:: YOUR GOAL ::
Collect every line in the records below that contains the word "DEMA".

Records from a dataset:
___

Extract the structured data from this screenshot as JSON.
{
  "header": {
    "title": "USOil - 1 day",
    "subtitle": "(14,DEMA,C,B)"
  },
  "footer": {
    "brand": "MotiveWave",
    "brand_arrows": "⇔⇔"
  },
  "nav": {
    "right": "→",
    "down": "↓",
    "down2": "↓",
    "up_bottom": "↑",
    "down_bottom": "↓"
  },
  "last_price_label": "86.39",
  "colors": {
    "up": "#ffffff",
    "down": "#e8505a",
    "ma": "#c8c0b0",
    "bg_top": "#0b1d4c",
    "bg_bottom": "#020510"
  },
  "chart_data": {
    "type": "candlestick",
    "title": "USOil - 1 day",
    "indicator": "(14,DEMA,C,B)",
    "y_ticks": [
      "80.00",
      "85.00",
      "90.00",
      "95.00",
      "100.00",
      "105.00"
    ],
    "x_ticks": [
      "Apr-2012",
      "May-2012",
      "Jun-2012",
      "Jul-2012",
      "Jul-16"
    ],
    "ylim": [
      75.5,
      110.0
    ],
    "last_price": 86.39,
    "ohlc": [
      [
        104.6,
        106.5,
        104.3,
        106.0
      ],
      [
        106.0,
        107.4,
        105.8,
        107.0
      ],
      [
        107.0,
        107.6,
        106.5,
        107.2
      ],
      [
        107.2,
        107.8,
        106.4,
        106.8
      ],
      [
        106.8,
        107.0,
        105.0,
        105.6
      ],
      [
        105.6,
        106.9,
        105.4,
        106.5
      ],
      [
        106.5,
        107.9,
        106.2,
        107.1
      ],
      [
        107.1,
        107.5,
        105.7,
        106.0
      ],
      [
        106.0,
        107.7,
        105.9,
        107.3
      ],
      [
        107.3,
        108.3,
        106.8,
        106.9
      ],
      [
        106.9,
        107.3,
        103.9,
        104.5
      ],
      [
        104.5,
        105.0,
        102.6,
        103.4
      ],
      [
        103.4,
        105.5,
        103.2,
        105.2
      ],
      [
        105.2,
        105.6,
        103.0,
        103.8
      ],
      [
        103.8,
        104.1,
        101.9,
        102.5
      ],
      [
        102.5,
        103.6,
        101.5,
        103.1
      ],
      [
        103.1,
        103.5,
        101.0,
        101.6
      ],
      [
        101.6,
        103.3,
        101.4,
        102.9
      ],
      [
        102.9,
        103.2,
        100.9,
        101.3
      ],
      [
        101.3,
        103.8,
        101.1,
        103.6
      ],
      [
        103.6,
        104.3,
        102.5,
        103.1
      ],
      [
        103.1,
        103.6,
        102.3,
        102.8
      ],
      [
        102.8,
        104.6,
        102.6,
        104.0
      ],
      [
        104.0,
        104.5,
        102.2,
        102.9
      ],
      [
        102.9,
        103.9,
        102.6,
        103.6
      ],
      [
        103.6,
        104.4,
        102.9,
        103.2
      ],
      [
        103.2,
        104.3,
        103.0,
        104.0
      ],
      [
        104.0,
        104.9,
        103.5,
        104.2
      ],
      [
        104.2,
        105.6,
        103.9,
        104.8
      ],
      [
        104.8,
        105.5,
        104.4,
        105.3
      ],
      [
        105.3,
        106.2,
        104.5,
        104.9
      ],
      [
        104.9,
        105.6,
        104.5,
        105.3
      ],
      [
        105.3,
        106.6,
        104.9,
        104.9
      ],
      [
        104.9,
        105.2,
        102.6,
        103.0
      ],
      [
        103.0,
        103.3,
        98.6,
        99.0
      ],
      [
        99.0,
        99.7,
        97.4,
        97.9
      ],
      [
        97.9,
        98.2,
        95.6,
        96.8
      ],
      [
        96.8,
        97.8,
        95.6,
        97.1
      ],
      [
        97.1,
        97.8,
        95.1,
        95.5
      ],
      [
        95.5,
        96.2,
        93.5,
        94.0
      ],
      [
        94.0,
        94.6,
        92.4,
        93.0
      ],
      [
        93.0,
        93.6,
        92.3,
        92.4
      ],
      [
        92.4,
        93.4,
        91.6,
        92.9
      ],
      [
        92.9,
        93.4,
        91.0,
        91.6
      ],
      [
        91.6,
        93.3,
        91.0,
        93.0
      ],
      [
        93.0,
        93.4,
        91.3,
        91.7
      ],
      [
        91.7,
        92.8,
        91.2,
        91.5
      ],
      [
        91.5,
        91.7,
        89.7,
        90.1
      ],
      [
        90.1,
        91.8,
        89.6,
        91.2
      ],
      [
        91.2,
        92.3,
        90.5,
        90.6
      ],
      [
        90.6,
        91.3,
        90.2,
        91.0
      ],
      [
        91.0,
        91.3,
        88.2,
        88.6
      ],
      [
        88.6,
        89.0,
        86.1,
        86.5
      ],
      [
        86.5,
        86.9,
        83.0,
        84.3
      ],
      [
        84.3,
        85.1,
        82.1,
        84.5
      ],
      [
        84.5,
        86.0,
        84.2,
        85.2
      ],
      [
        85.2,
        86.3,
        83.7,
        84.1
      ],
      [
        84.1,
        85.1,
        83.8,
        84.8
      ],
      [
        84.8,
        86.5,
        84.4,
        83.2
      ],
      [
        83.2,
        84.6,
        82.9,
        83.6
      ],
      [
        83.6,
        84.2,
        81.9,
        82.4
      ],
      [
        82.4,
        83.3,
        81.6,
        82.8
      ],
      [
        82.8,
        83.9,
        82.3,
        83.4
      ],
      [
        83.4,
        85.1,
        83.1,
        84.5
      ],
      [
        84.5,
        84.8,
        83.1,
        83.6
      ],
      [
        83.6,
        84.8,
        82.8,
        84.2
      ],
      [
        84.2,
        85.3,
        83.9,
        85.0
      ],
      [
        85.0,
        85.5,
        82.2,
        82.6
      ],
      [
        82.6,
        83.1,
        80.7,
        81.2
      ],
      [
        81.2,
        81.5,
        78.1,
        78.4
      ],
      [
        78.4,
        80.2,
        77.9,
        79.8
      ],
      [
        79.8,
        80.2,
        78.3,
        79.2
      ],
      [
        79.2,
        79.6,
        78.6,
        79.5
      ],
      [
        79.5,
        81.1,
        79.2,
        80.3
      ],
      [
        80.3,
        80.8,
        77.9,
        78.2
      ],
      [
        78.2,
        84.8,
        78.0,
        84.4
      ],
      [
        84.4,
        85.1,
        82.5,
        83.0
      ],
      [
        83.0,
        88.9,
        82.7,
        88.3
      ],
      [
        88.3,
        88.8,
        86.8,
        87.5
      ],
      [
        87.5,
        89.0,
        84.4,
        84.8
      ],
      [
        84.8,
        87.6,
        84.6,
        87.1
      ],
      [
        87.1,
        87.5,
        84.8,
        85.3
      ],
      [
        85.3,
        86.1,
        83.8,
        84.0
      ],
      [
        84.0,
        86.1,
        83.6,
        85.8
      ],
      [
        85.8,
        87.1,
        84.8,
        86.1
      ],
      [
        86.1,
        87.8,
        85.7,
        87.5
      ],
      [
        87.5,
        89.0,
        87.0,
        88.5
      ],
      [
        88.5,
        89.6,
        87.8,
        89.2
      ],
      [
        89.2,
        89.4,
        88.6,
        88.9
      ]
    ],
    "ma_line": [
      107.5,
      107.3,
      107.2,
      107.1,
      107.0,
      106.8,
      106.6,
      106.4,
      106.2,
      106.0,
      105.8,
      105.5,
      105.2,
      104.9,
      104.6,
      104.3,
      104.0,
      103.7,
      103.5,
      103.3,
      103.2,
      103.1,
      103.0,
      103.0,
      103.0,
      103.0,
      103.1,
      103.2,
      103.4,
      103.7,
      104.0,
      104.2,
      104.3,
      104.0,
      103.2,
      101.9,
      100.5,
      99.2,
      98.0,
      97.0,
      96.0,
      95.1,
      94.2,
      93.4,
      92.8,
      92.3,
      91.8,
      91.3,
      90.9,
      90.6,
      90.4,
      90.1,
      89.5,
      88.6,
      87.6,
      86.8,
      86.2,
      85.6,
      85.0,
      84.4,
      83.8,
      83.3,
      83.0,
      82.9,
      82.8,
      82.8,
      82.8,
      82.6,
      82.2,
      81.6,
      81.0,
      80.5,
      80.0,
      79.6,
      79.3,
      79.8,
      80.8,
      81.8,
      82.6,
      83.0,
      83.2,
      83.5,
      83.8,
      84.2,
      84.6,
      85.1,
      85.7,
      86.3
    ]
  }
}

___

:: CORRECT ANSWER ::
    "subtitle": "(14,DEMA,C,B)"
    "indicator": "(14,DEMA,C,B)",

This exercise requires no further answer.